'''

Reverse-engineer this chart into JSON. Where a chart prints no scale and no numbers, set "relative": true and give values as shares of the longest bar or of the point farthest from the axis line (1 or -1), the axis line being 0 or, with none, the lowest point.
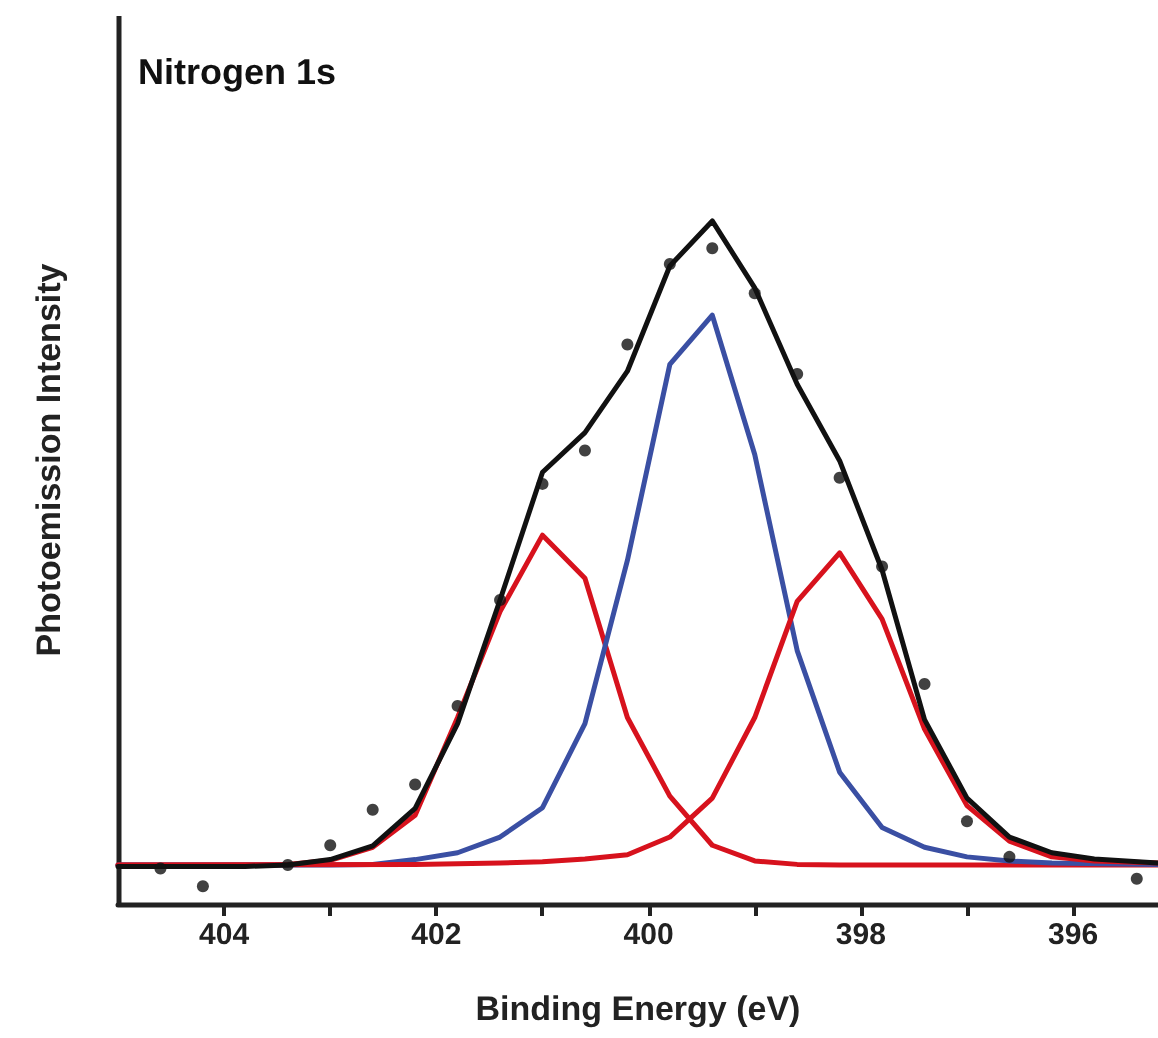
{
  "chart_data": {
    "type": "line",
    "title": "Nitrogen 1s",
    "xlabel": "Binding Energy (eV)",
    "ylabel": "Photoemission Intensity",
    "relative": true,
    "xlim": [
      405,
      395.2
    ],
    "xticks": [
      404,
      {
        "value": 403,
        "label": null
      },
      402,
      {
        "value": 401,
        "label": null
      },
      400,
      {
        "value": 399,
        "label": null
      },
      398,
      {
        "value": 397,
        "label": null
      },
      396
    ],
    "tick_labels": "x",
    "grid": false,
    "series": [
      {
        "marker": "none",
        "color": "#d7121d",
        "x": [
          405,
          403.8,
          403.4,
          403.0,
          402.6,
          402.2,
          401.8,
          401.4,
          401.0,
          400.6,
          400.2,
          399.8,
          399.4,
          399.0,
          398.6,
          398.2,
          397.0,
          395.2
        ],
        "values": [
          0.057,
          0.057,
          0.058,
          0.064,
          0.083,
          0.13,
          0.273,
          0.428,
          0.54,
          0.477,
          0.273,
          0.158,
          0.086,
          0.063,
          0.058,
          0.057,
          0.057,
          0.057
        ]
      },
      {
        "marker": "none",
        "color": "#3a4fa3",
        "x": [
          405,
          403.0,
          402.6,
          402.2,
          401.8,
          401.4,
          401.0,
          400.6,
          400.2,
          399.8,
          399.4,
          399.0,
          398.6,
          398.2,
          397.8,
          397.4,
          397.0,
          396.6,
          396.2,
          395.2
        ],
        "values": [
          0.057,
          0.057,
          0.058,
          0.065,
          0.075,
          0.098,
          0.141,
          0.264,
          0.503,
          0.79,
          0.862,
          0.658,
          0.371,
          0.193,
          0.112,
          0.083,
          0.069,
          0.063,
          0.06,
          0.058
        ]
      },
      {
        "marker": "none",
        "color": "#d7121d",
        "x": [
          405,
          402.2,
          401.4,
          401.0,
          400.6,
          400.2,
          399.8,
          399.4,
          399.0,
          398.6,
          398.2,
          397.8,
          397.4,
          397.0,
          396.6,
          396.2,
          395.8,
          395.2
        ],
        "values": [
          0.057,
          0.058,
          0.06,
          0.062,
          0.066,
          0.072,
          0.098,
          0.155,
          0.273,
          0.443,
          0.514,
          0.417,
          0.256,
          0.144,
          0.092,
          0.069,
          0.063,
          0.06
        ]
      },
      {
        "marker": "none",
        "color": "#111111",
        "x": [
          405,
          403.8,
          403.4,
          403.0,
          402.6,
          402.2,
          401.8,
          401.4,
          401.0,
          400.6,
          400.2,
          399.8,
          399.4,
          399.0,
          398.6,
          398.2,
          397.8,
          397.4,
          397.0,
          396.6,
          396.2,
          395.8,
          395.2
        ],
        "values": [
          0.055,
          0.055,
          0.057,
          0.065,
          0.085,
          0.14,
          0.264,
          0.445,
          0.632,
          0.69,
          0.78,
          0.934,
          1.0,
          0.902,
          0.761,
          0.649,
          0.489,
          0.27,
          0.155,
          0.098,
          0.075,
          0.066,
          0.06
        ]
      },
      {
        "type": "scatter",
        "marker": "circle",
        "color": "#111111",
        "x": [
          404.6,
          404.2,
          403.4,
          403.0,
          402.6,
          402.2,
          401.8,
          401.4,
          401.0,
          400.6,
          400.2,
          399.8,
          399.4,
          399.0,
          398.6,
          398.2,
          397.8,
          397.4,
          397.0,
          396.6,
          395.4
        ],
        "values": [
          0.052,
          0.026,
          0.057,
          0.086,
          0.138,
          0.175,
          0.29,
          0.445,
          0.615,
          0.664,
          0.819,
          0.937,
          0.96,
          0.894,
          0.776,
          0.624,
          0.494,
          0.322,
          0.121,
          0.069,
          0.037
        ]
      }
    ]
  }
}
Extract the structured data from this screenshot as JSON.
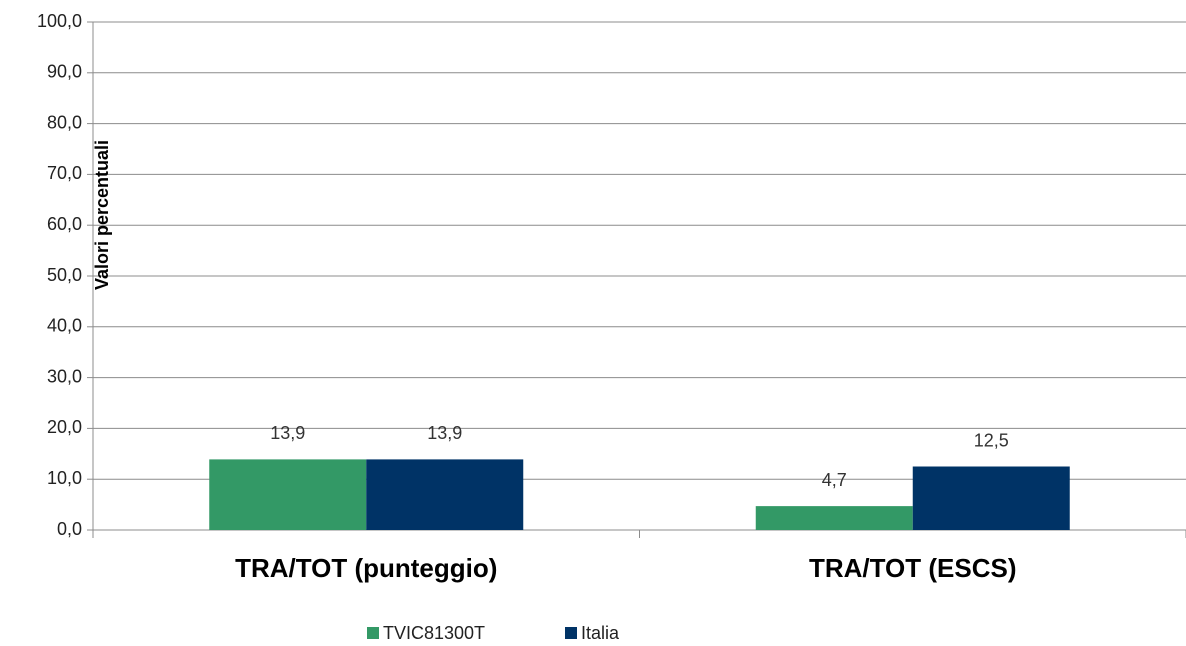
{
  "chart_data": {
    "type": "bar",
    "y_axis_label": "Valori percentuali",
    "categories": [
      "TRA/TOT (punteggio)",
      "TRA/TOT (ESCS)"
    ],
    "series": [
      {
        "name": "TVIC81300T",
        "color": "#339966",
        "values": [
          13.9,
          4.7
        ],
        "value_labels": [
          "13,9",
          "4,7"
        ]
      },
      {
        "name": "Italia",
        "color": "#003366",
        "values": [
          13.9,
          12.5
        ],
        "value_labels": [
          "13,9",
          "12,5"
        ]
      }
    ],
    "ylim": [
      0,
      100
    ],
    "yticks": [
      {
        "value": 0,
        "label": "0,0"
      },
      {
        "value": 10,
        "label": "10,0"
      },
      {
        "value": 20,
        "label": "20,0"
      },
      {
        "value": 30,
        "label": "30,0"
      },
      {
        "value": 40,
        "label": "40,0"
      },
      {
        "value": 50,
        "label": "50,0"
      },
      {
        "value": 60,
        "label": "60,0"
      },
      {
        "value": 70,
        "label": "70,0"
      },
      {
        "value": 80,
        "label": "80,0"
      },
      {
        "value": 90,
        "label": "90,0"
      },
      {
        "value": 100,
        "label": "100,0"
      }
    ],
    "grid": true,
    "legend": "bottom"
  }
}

'''

# YOUR GOAL:
Only lines with the string "JSON" belong in your answer; copy each one.

# OUTPUT BELOW:
Reverse-engineer this chart into JSON. Where a chart prints no scale and no numbers, set "relative": true and give values as shares of the longest bar or of the point farthest from the axis line (1 or -1), the axis line being 0 or, with none, the lowest point.
Extract the structured data from this screenshot as JSON.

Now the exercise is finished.